**WHAT YOU NEED TO DO:** The data must be returned in full and exactly as given.
[BEGIN RECORDS FOR THIS EXERCISE]
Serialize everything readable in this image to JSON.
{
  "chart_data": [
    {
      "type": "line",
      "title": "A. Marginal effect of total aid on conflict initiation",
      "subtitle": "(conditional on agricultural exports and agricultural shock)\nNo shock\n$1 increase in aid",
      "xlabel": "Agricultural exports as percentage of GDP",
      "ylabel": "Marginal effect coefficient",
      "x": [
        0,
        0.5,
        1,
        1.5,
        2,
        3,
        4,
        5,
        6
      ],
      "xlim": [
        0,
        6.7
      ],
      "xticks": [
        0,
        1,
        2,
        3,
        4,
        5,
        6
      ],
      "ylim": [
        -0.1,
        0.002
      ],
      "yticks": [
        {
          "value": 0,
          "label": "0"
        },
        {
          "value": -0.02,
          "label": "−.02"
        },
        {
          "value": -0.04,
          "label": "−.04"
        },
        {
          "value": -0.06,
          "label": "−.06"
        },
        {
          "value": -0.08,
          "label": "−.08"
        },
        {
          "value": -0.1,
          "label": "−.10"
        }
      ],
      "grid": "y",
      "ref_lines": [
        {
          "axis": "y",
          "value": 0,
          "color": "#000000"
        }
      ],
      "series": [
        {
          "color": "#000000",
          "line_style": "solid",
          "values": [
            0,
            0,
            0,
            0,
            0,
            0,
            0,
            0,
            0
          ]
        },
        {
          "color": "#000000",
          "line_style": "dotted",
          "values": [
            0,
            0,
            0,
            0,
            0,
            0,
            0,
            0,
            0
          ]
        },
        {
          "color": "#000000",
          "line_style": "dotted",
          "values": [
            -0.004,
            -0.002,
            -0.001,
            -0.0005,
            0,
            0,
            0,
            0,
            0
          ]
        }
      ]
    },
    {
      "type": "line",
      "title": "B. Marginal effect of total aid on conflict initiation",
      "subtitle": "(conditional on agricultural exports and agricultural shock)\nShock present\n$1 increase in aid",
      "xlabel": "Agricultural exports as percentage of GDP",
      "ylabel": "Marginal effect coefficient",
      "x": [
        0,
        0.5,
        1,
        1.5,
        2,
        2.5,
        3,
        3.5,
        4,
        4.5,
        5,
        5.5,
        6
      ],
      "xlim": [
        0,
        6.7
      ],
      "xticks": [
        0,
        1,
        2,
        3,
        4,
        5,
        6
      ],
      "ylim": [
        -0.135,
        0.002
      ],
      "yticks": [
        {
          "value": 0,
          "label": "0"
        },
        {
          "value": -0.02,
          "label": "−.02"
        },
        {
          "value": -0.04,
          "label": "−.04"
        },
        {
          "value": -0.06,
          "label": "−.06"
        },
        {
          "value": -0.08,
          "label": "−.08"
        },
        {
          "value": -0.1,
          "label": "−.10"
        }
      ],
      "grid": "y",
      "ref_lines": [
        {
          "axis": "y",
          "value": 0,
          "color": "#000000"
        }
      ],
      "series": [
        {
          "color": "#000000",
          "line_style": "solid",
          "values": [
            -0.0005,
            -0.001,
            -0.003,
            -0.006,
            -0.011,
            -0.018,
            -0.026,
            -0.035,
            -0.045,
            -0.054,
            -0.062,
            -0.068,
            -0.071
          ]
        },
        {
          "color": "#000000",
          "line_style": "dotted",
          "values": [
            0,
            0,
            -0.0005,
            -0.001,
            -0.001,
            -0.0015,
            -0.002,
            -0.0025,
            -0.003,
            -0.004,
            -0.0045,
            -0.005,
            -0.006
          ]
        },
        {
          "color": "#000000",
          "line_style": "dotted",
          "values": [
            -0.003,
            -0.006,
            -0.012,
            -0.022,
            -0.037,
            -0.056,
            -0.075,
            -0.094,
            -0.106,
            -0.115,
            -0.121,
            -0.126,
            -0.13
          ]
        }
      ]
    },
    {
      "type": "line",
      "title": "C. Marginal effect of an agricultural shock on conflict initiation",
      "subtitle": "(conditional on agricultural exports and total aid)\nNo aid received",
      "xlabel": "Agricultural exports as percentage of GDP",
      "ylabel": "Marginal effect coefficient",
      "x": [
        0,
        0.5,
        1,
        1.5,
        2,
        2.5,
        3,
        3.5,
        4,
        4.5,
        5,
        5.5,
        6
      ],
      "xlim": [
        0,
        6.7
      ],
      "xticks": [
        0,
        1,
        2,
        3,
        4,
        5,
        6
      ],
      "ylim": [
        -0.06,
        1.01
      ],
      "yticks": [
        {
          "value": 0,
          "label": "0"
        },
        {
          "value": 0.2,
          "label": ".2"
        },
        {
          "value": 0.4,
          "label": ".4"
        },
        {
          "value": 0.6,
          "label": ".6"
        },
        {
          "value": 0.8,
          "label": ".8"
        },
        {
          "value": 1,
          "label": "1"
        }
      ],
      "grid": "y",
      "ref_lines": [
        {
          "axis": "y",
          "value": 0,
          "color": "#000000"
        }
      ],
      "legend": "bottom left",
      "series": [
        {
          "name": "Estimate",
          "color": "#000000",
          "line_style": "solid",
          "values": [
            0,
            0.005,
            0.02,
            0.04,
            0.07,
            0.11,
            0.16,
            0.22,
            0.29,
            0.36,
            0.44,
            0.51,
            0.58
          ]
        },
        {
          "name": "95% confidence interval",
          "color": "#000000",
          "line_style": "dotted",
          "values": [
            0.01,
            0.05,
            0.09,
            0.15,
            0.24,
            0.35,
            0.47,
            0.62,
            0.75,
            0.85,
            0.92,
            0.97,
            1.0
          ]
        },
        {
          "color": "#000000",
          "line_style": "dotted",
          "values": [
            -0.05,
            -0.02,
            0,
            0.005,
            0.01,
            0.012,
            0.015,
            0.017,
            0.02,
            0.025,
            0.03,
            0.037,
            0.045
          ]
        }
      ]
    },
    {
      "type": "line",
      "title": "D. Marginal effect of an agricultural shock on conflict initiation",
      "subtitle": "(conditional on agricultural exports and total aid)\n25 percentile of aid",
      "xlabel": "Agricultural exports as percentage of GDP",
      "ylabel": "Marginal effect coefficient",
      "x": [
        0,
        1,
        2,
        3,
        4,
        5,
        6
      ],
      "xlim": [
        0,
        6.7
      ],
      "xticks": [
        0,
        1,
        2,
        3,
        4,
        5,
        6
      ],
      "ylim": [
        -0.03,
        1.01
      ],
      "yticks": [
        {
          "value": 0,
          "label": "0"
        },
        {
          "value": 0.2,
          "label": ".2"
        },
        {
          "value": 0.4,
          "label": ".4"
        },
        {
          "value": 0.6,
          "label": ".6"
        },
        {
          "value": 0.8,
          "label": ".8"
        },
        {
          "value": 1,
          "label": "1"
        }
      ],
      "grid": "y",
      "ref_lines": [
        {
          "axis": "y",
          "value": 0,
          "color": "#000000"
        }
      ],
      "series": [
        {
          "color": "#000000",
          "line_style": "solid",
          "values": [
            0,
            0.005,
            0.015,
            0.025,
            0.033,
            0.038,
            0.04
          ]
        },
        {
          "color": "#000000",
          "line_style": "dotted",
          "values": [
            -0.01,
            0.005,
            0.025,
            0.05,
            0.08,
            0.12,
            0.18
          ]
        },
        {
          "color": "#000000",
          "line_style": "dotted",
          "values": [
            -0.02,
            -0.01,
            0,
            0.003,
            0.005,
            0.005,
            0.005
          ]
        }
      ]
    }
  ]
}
[END RECORDS FOR THIS EXERCISE]
**WRITTEN RESPONSE:**
Serialize everything readable in this image to JSON.
{
  "chart_data": [
    {
      "type": "line",
      "title": "A. Marginal effect of total aid on conflict initiation",
      "subtitle": "(conditional on agricultural exports and agricultural shock)\nNo shock\n$1 increase in aid",
      "xlabel": "Agricultural exports as percentage of GDP",
      "ylabel": "Marginal effect coefficient",
      "x": [
        0,
        0.5,
        1,
        1.5,
        2,
        3,
        4,
        5,
        6
      ],
      "xlim": [
        0,
        6.7
      ],
      "xticks": [
        0,
        1,
        2,
        3,
        4,
        5,
        6
      ],
      "ylim": [
        -0.1,
        0.002
      ],
      "yticks": [
        {
          "value": 0,
          "label": "0"
        },
        {
          "value": -0.02,
          "label": "−.02"
        },
        {
          "value": -0.04,
          "label": "−.04"
        },
        {
          "value": -0.06,
          "label": "−.06"
        },
        {
          "value": -0.08,
          "label": "−.08"
        },
        {
          "value": -0.1,
          "label": "−.10"
        }
      ],
      "grid": "y",
      "ref_lines": [
        {
          "axis": "y",
          "value": 0,
          "color": "#000000"
        }
      ],
      "series": [
        {
          "color": "#000000",
          "line_style": "solid",
          "values": [
            0,
            0,
            0,
            0,
            0,
            0,
            0,
            0,
            0
          ]
        },
        {
          "color": "#000000",
          "line_style": "dotted",
          "values": [
            0,
            0,
            0,
            0,
            0,
            0,
            0,
            0,
            0
          ]
        },
        {
          "color": "#000000",
          "line_style": "dotted",
          "values": [
            -0.004,
            -0.002,
            -0.001,
            -0.0005,
            0,
            0,
            0,
            0,
            0
          ]
        }
      ]
    },
    {
      "type": "line",
      "title": "B. Marginal effect of total aid on conflict initiation",
      "subtitle": "(conditional on agricultural exports and agricultural shock)\nShock present\n$1 increase in aid",
      "xlabel": "Agricultural exports as percentage of GDP",
      "ylabel": "Marginal effect coefficient",
      "x": [
        0,
        0.5,
        1,
        1.5,
        2,
        2.5,
        3,
        3.5,
        4,
        4.5,
        5,
        5.5,
        6
      ],
      "xlim": [
        0,
        6.7
      ],
      "xticks": [
        0,
        1,
        2,
        3,
        4,
        5,
        6
      ],
      "ylim": [
        -0.135,
        0.002
      ],
      "yticks": [
        {
          "value": 0,
          "label": "0"
        },
        {
          "value": -0.02,
          "label": "−.02"
        },
        {
          "value": -0.04,
          "label": "−.04"
        },
        {
          "value": -0.06,
          "label": "−.06"
        },
        {
          "value": -0.08,
          "label": "−.08"
        },
        {
          "value": -0.1,
          "label": "−.10"
        }
      ],
      "grid": "y",
      "ref_lines": [
        {
          "axis": "y",
          "value": 0,
          "color": "#000000"
        }
      ],
      "series": [
        {
          "color": "#000000",
          "line_style": "solid",
          "values": [
            -0.0005,
            -0.001,
            -0.003,
            -0.006,
            -0.011,
            -0.018,
            -0.026,
            -0.035,
            -0.045,
            -0.054,
            -0.062,
            -0.068,
            -0.071
          ]
        },
        {
          "color": "#000000",
          "line_style": "dotted",
          "values": [
            0,
            0,
            -0.0005,
            -0.001,
            -0.001,
            -0.0015,
            -0.002,
            -0.0025,
            -0.003,
            -0.004,
            -0.0045,
            -0.005,
            -0.006
          ]
        },
        {
          "color": "#000000",
          "line_style": "dotted",
          "values": [
            -0.003,
            -0.006,
            -0.012,
            -0.022,
            -0.037,
            -0.056,
            -0.075,
            -0.094,
            -0.106,
            -0.115,
            -0.121,
            -0.126,
            -0.13
          ]
        }
      ]
    },
    {
      "type": "line",
      "title": "C. Marginal effect of an agricultural shock on conflict initiation",
      "subtitle": "(conditional on agricultural exports and total aid)\nNo aid received",
      "xlabel": "Agricultural exports as percentage of GDP",
      "ylabel": "Marginal effect coefficient",
      "x": [
        0,
        0.5,
        1,
        1.5,
        2,
        2.5,
        3,
        3.5,
        4,
        4.5,
        5,
        5.5,
        6
      ],
      "xlim": [
        0,
        6.7
      ],
      "xticks": [
        0,
        1,
        2,
        3,
        4,
        5,
        6
      ],
      "ylim": [
        -0.06,
        1.01
      ],
      "yticks": [
        {
          "value": 0,
          "label": "0"
        },
        {
          "value": 0.2,
          "label": ".2"
        },
        {
          "value": 0.4,
          "label": ".4"
        },
        {
          "value": 0.6,
          "label": ".6"
        },
        {
          "value": 0.8,
          "label": ".8"
        },
        {
          "value": 1,
          "label": "1"
        }
      ],
      "grid": "y",
      "ref_lines": [
        {
          "axis": "y",
          "value": 0,
          "color": "#000000"
        }
      ],
      "legend": "bottom left",
      "series": [
        {
          "name": "Estimate",
          "color": "#000000",
          "line_style": "solid",
          "values": [
            0,
            0.005,
            0.02,
            0.04,
            0.07,
            0.11,
            0.16,
            0.22,
            0.29,
            0.36,
            0.44,
            0.51,
            0.58
          ]
        },
        {
          "name": "95% confidence interval",
          "color": "#000000",
          "line_style": "dotted",
          "values": [
            0.01,
            0.05,
            0.09,
            0.15,
            0.24,
            0.35,
            0.47,
            0.62,
            0.75,
            0.85,
            0.92,
            0.97,
            1.0
          ]
        },
        {
          "color": "#000000",
          "line_style": "dotted",
          "values": [
            -0.05,
            -0.02,
            0,
            0.005,
            0.01,
            0.012,
            0.015,
            0.017,
            0.02,
            0.025,
            0.03,
            0.037,
            0.045
          ]
        }
      ]
    },
    {
      "type": "line",
      "title": "D. Marginal effect of an agricultural shock on conflict initiation",
      "subtitle": "(conditional on agricultural exports and total aid)\n25 percentile of aid",
      "xlabel": "Agricultural exports as percentage of GDP",
      "ylabel": "Marginal effect coefficient",
      "x": [
        0,
        1,
        2,
        3,
        4,
        5,
        6
      ],
      "xlim": [
        0,
        6.7
      ],
      "xticks": [
        0,
        1,
        2,
        3,
        4,
        5,
        6
      ],
      "ylim": [
        -0.03,
        1.01
      ],
      "yticks": [
        {
          "value": 0,
          "label": "0"
        },
        {
          "value": 0.2,
          "label": ".2"
        },
        {
          "value": 0.4,
          "label": ".4"
        },
        {
          "value": 0.6,
          "label": ".6"
        },
        {
          "value": 0.8,
          "label": ".8"
        },
        {
          "value": 1,
          "label": "1"
        }
      ],
      "grid": "y",
      "ref_lines": [
        {
          "axis": "y",
          "value": 0,
          "color": "#000000"
        }
      ],
      "series": [
        {
          "color": "#000000",
          "line_style": "solid",
          "values": [
            0,
            0.005,
            0.015,
            0.025,
            0.033,
            0.038,
            0.04
          ]
        },
        {
          "color": "#000000",
          "line_style": "dotted",
          "values": [
            -0.01,
            0.005,
            0.025,
            0.05,
            0.08,
            0.12,
            0.18
          ]
        },
        {
          "color": "#000000",
          "line_style": "dotted",
          "values": [
            -0.02,
            -0.01,
            0,
            0.003,
            0.005,
            0.005,
            0.005
          ]
        }
      ]
    }
  ]
}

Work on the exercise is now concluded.